>>>
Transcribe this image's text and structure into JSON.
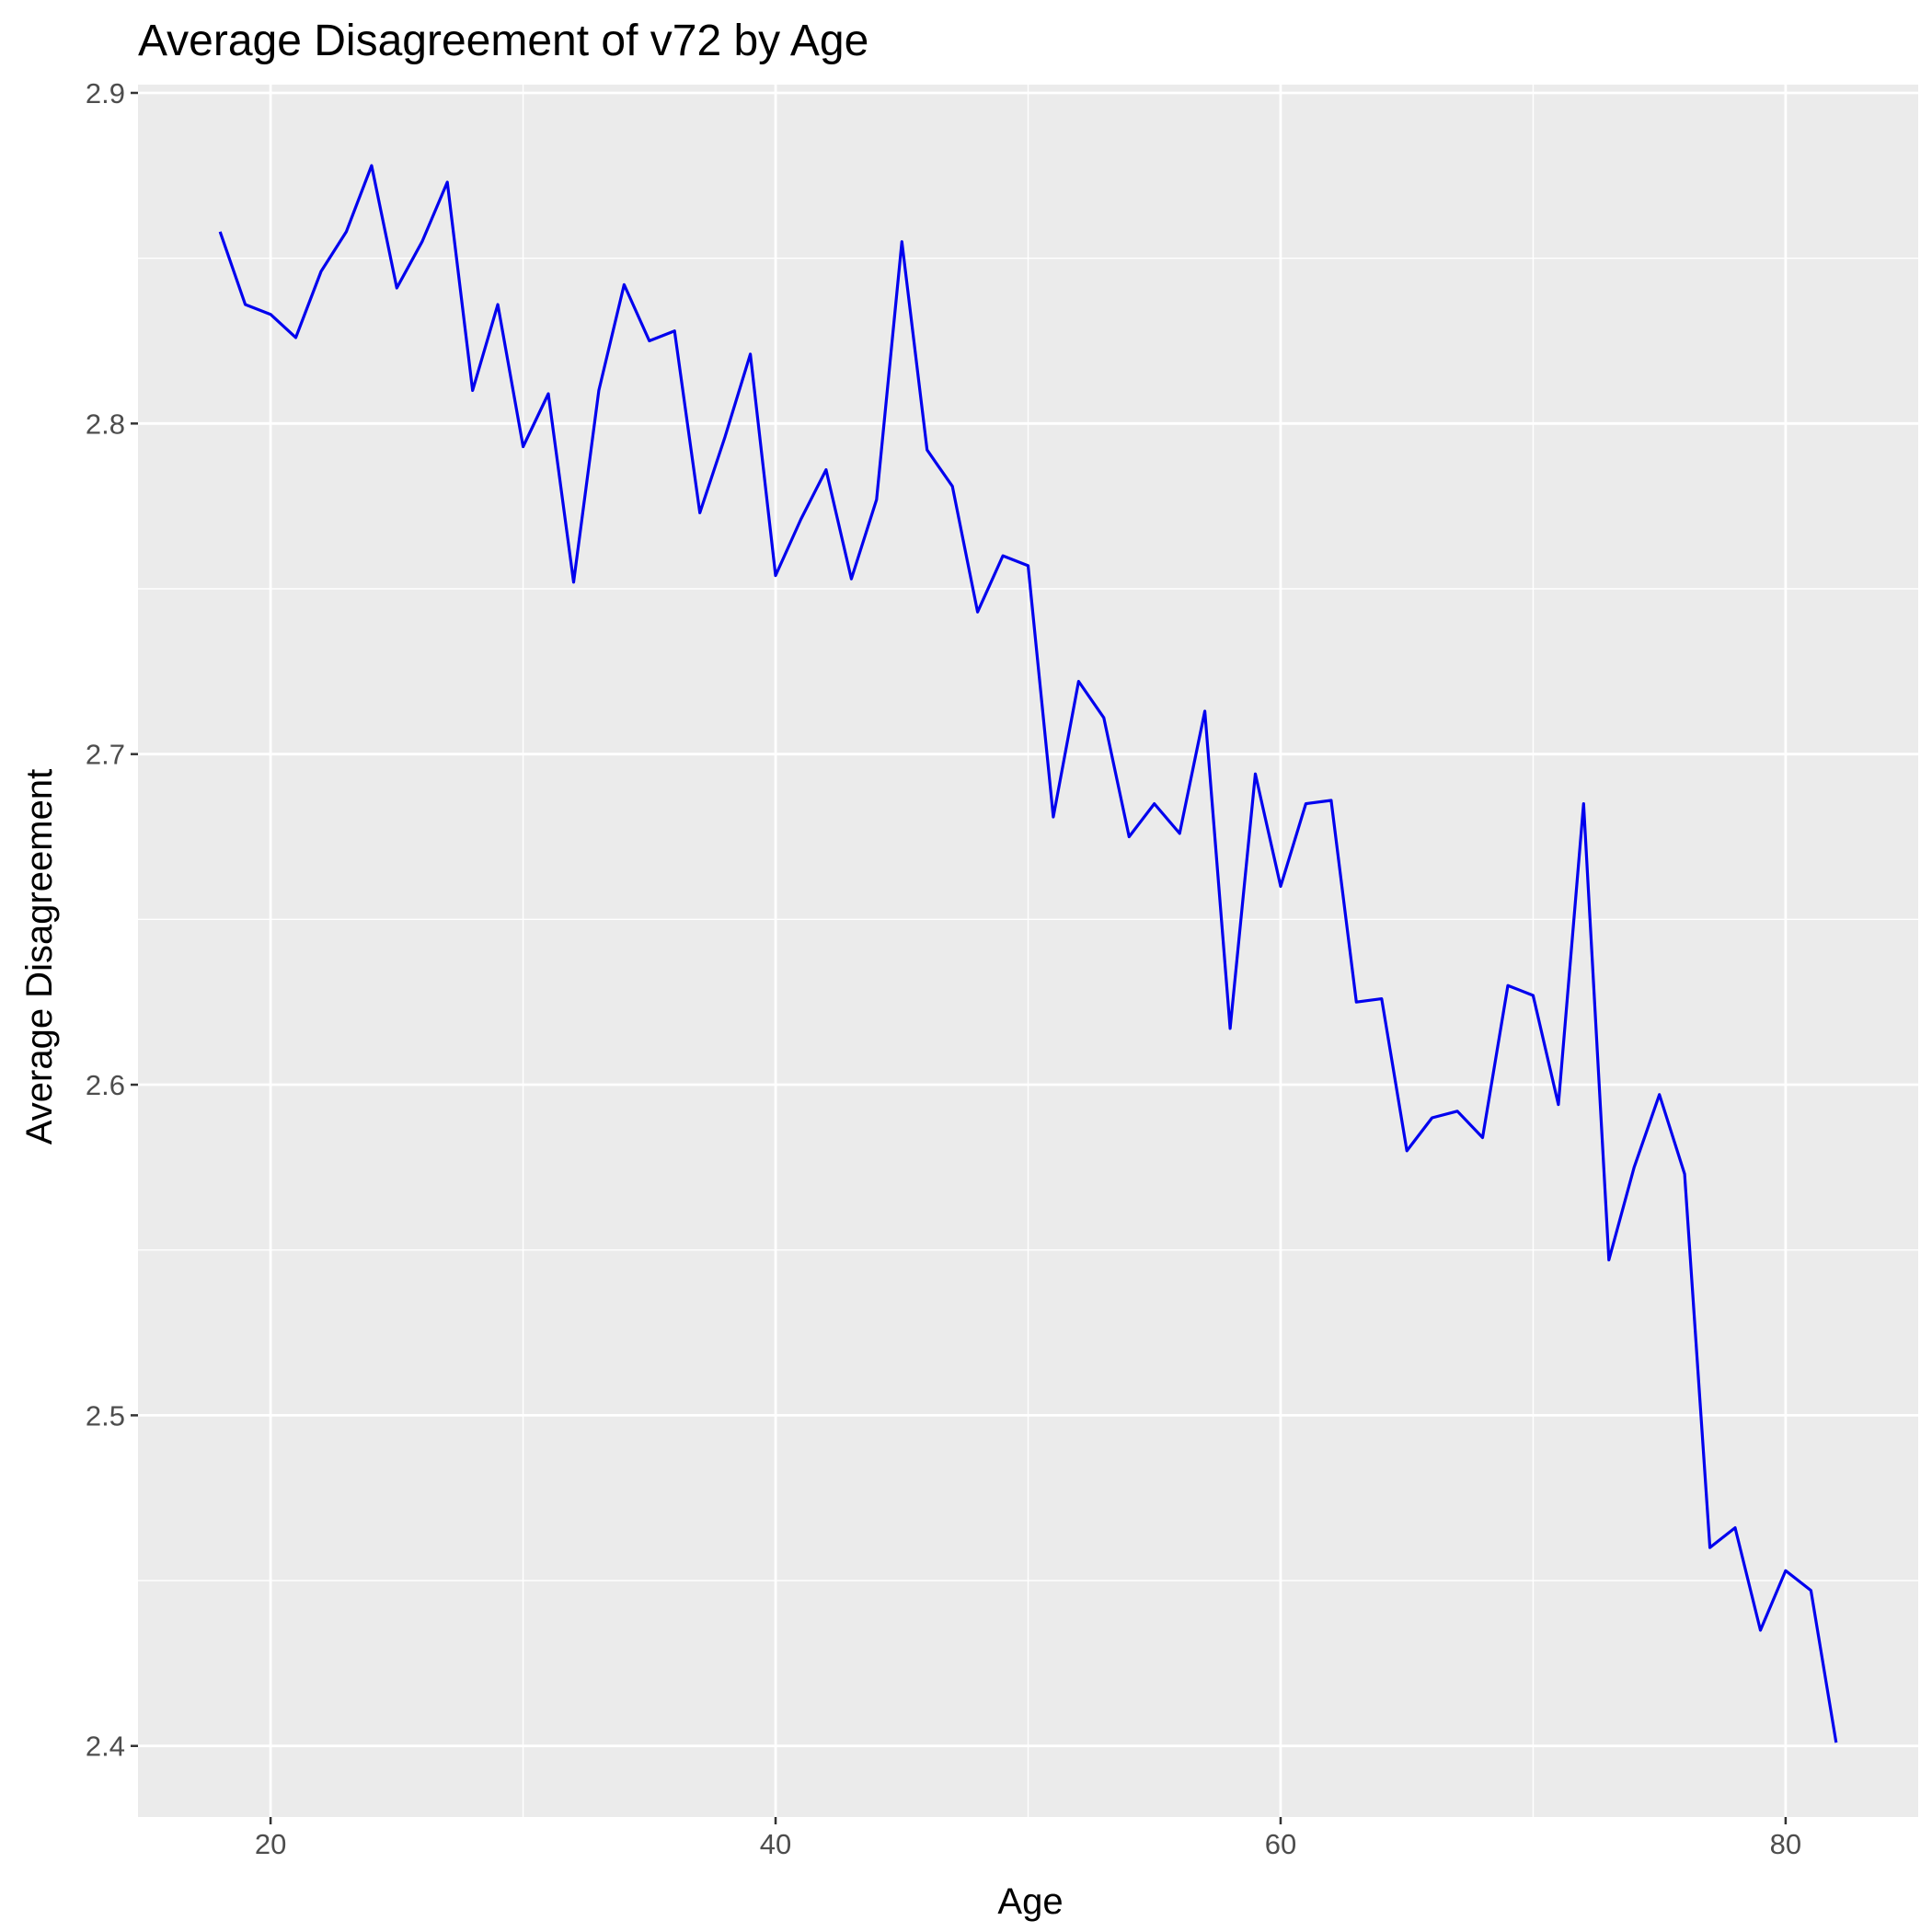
{
  "chart_data": {
    "type": "line",
    "title": "Average Disagreement of v72 by Age",
    "xlabel": "Age",
    "ylabel": "Average Disagreement",
    "xlim": [
      14.75,
      85.25
    ],
    "ylim": [
      2.3785,
      2.9025
    ],
    "x_ticks": [
      20,
      40,
      60,
      80
    ],
    "x_tick_labels": [
      "20",
      "40",
      "60",
      "80"
    ],
    "x_minor_ticks": [
      30,
      50,
      70
    ],
    "y_ticks": [
      2.4,
      2.5,
      2.6,
      2.7,
      2.8,
      2.9
    ],
    "y_tick_labels": [
      "2.4",
      "2.5",
      "2.6",
      "2.7",
      "2.8",
      "2.9"
    ],
    "y_minor_ticks": [
      2.45,
      2.55,
      2.65,
      2.75,
      2.85
    ],
    "grid": true,
    "colors": {
      "line": "#0000ee",
      "panel": "#ebebeb",
      "grid": "#ffffff"
    },
    "series": [
      {
        "x": [
          18,
          19,
          20,
          21,
          22,
          23,
          24,
          25,
          26,
          27,
          28,
          29,
          30,
          31,
          32,
          33,
          34,
          35,
          36,
          37,
          38,
          39,
          40,
          41,
          42,
          43,
          44,
          45,
          46,
          47,
          48,
          49,
          50,
          51,
          52,
          53,
          54,
          55,
          56,
          57,
          58,
          59,
          60,
          61,
          62,
          63,
          64,
          65,
          66,
          67,
          68,
          69,
          70,
          71,
          72,
          73,
          74,
          75,
          76,
          77,
          78,
          79,
          80,
          81,
          82
        ],
        "y": [
          2.858,
          2.836,
          2.833,
          2.826,
          2.846,
          2.858,
          2.878,
          2.841,
          2.855,
          2.873,
          2.81,
          2.836,
          2.793,
          2.809,
          2.752,
          2.81,
          2.842,
          2.825,
          2.828,
          2.773,
          2.796,
          2.821,
          2.754,
          2.771,
          2.786,
          2.753,
          2.777,
          2.855,
          2.792,
          2.781,
          2.743,
          2.76,
          2.757,
          2.681,
          2.722,
          2.711,
          2.675,
          2.685,
          2.676,
          2.713,
          2.617,
          2.694,
          2.66,
          2.685,
          2.686,
          2.625,
          2.626,
          2.58,
          2.59,
          2.592,
          2.584,
          2.63,
          2.627,
          2.594,
          2.685,
          2.547,
          2.575,
          2.597,
          2.573,
          2.46,
          2.466,
          2.435,
          2.453,
          2.447,
          2.401
        ]
      }
    ]
  }
}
<<<
Objective: Your answer should be one number: the count of lines in the data above that include the word "Disagreement".

Output for this exercise: 2